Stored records
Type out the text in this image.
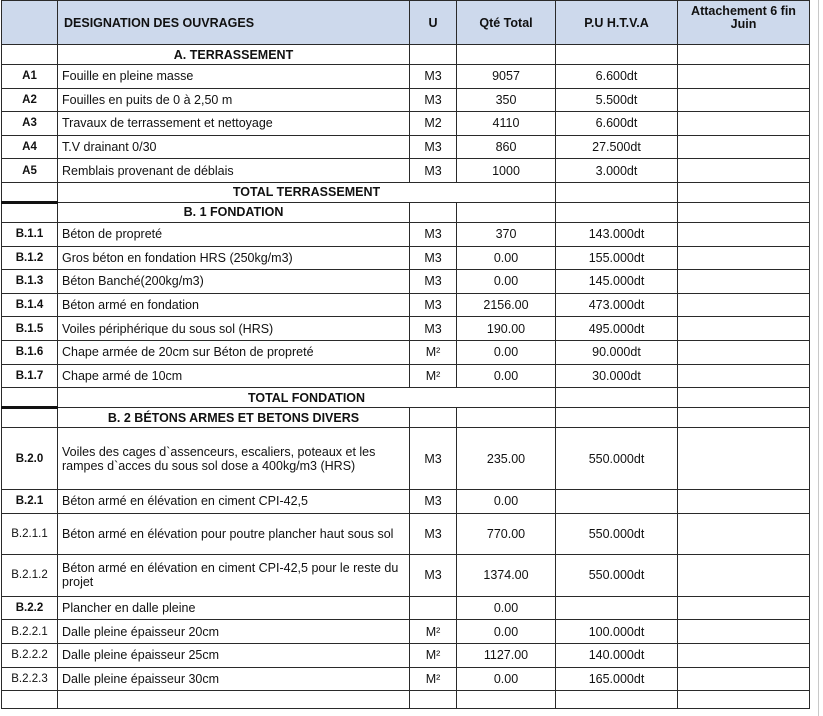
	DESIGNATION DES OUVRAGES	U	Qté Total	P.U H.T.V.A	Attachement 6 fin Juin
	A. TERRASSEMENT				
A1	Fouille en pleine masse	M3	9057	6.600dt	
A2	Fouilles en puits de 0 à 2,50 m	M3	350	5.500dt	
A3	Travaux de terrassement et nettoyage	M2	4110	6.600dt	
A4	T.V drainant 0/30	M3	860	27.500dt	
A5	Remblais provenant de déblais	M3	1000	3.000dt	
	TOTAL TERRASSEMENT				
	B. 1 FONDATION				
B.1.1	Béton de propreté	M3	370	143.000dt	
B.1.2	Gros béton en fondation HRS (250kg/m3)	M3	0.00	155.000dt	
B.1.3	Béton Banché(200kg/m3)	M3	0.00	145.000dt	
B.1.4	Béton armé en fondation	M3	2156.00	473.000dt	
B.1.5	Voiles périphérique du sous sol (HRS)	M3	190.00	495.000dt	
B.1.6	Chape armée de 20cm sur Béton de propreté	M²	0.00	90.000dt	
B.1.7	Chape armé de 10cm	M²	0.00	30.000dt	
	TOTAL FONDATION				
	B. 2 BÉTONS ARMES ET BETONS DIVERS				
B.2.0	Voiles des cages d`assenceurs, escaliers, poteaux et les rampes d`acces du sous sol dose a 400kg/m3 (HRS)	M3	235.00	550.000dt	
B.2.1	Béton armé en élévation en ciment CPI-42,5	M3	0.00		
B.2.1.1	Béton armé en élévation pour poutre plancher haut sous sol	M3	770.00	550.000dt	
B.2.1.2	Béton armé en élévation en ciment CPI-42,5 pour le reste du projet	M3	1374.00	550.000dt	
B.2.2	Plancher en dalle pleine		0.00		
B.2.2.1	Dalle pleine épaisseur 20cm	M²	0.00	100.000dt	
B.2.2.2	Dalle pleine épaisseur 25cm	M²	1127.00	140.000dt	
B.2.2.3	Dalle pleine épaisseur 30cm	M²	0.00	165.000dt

- **GOAL**
Without the pictures, write out all of the material exactly.

- **OUTPUT FOR THIS TASK**
Type out the text in this image.
	DESIGNATION DES OUVRAGES	U	Qté Total	P.U H.T.V.A	Attachement 6 fin Juin
	A. TERRASSEMENT				
A1	Fouille en pleine masse	M3	9057	6.600dt	
A2	Fouilles en puits de 0 à 2,50 m	M3	350	5.500dt	
A3	Travaux de terrassement et nettoyage	M2	4110	6.600dt	
A4	T.V drainant 0/30	M3	860	27.500dt	
A5	Remblais provenant de déblais	M3	1000	3.000dt	
	TOTAL TERRASSEMENT				
	B. 1 FONDATION				
B.1.1	Béton de propreté	M3	370	143.000dt	
B.1.2	Gros béton en fondation HRS (250kg/m3)	M3	0.00	155.000dt	
B.1.3	Béton Banché(200kg/m3)	M3	0.00	145.000dt	
B.1.4	Béton armé en fondation	M3	2156.00	473.000dt	
B.1.5	Voiles périphérique du sous sol (HRS)	M3	190.00	495.000dt	
B.1.6	Chape armée de 20cm sur Béton de propreté	M²	0.00	90.000dt	
B.1.7	Chape armé de 10cm	M²	0.00	30.000dt	
	TOTAL FONDATION				
	B. 2 BÉTONS ARMES ET BETONS DIVERS				
B.2.0	Voiles des cages d`assenceurs, escaliers, poteaux et les rampes d`acces du sous sol dose a 400kg/m3 (HRS)	M3	235.00	550.000dt	
B.2.1	Béton armé en élévation en ciment CPI-42,5	M3	0.00		
B.2.1.1	Béton armé en élévation pour poutre plancher haut sous sol	M3	770.00	550.000dt	
B.2.1.2	Béton armé en élévation en ciment CPI-42,5 pour le reste du projet	M3	1374.00	550.000dt	
B.2.2	Plancher en dalle pleine		0.00		
B.2.2.1	Dalle pleine épaisseur 20cm	M²	0.00	100.000dt	
B.2.2.2	Dalle pleine épaisseur 25cm	M²	1127.00	140.000dt	
B.2.2.3	Dalle pleine épaisseur 30cm	M²	0.00	165.000dt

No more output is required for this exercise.